Retype all material exactly. Pictures stay out of the copy.

Start

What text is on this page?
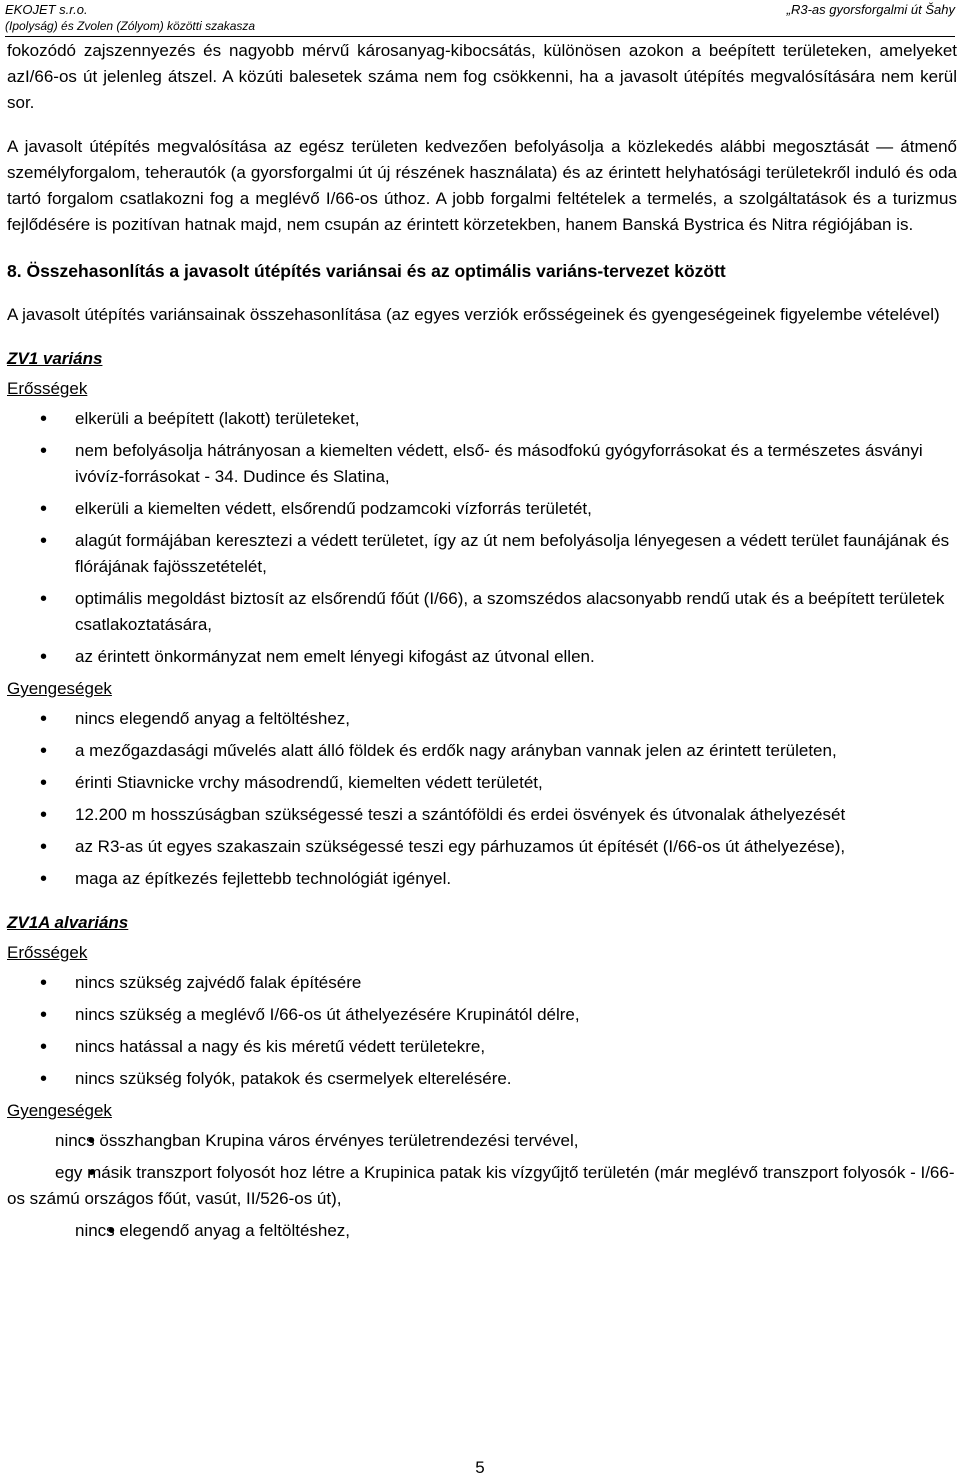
EKOJET s.r.o.
(Ipolyság) és Zvolen (Zólyom) közötti szakasza
„R3-as gyorsforgalmi út Šahy

fokozódó zajszennyezés és nagyobb mérvű károsanyag-kibocsátás, különösen azokon a beépített területeken, amelyeket azI/66-os út jelenleg átszel. A közúti balesetek száma nem fog csökkenni, ha a javasolt útépítés megvalósítására nem kerül sor.

A javasolt útépítés megvalósítása az egész területen kedvezően befolyásolja a közlekedés alábbi megosztását — átmenő személyforgalom, teherautók (a gyorsforgalmi út új részének használata) és az érintett helyhatósági területekről induló és oda tartó forgalom csatlakozni fog a meglévő I/66-os úthoz. A jobb forgalmi feltételek a termelés, a szolgáltatások és a turizmus fejlődésére is pozitívan hatnak majd, nem csupán az érintett körzetekben, hanem Banská Bystrica és Nitra régiójában is.

8. Összehasonlítás a javasolt útépítés variánsai és az optimális variáns-tervezet között

A javasolt útépítés variánsainak összehasonlítása (az egyes verziók erősségeinek és gyengeségeinek figyelembe vételével)

ZV1 variáns

Erősségek

• elkerüli a beépített (lakott) területeket,
• nem befolyásolja hátrányosan a kiemelten védett, első- és másodfokú gyógyforrásokat és a természetes ásványi ivóvíz-forrásokat - 34. Dudince és Slatina,
• elkerüli a kiemelten védett, elsőrendű podzamcoki vízforrás területét,
• alagút formájában keresztezi a védett területet, így az út nem befolyásolja lényegesen a védett terület faunájának és flórájának fajösszetételét,
• optimális megoldást biztosít az elsőrendű főút (I/66), a szomszédos alacsonyabb rendű utak és a beépített területek csatlakoztatására,
• az érintett önkormányzat nem emelt lényegi kifogást az útvonal ellen.

Gyengeségek

• nincs elegendő anyag a feltöltéshez,
• a mezőgazdasági művelés alatt álló földek és erdők nagy arányban vannak jelen az érintett területen,
• érinti Stiavnicke vrchy másodrendű, kiemelten védett területét,
• 12.200 m hosszúságban szükségessé teszi a szántóföldi és erdei ösvények és útvonalak áthelyezését
• az R3-as út egyes szakaszain szükségessé teszi egy párhuzamos út építését (I/66-os út áthelyezése),
• maga az építkezés fejlettebb technológiát igényel.

ZV1A alvariáns

Erősségek

• nincs szükség zajvédő falak építésére
• nincs szükség a meglévő I/66-os út áthelyezésére Krupinától délre,
• nincs hatással a nagy és kis méretű védett területekre,
• nincs szükség folyók, patakok és csermelyek elterelésére.

Gyengeségek

• nincs összhangban Krupina város érvényes területrendezési tervével,
• egy másik transzport folyosót hoz létre a Krupinica patak kis vízgyűjtő területén (már meglévő transzport folyosók - I/66-os számú országos főút, vasút, II/526-os út),
• nincs elegendő anyag a feltöltéshez,
5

End

> **TASK SOLUTION**
What text is on this page?
EKOJET s.r.o.
(Ipolyság) és Zvolen (Zólyom) közötti szakasza
„R3-as gyorsforgalmi út Šahy

fokozódó zajszennyezés és nagyobb mérvű károsanyag-kibocsátás, különösen azokon a beépített területeken, amelyeket azI/66-os út jelenleg átszel. A közúti balesetek száma nem fog csökkenni, ha a javasolt útépítés megvalósítására nem kerül sor.

A javasolt útépítés megvalósítása az egész területen kedvezően befolyásolja a közlekedés alábbi megosztását — átmenő személyforgalom, teherautók (a gyorsforgalmi út új részének használata) és az érintett helyhatósági területekről induló és oda tartó forgalom csatlakozni fog a meglévő I/66-os úthoz. A jobb forgalmi feltételek a termelés, a szolgáltatások és a turizmus fejlődésére is pozitívan hatnak majd, nem csupán az érintett körzetekben, hanem Banská Bystrica és Nitra régiójában is.

8. Összehasonlítás a javasolt útépítés variánsai és az optimális variáns-tervezet között

A javasolt útépítés variánsainak összehasonlítása (az egyes verziók erősségeinek és gyengeségeinek figyelembe vételével)

ZV1 variáns

Erősségek

• elkerüli a beépített (lakott) területeket,
• nem befolyásolja hátrányosan a kiemelten védett, első- és másodfokú gyógyforrásokat és a természetes ásványi ivóvíz-forrásokat - 34. Dudince és Slatina,
• elkerüli a kiemelten védett, elsőrendű podzamcoki vízforrás területét,
• alagút formájában keresztezi a védett területet, így az út nem befolyásolja lényegesen a védett terület faunájának és flórájának fajösszetételét,
• optimális megoldást biztosít az elsőrendű főút (I/66), a szomszédos alacsonyabb rendű utak és a beépített területek csatlakoztatására,
• az érintett önkormányzat nem emelt lényegi kifogást az útvonal ellen.

Gyengeségek

• nincs elegendő anyag a feltöltéshez,
• a mezőgazdasági művelés alatt álló földek és erdők nagy arányban vannak jelen az érintett területen,
• érinti Stiavnicke vrchy másodrendű, kiemelten védett területét,
• 12.200 m hosszúságban szükségessé teszi a szántóföldi és erdei ösvények és útvonalak áthelyezését
• az R3-as út egyes szakaszain szükségessé teszi egy párhuzamos út építését (I/66-os út áthelyezése),
• maga az építkezés fejlettebb technológiát igényel.

ZV1A alvariáns

Erősségek

• nincs szükség zajvédő falak építésére
• nincs szükség a meglévő I/66-os út áthelyezésére Krupinától délre,
• nincs hatással a nagy és kis méretű védett területekre,
• nincs szükség folyók, patakok és csermelyek elterelésére.

Gyengeségek

• nincs összhangban Krupina város érvényes területrendezési tervével,
• egy másik transzport folyosót hoz létre a Krupinica patak kis vízgyűjtő területén (már meglévő transzport folyosók - I/66-os számú országos főút, vasút, II/526-os út),
• nincs elegendő anyag a feltöltéshez,
5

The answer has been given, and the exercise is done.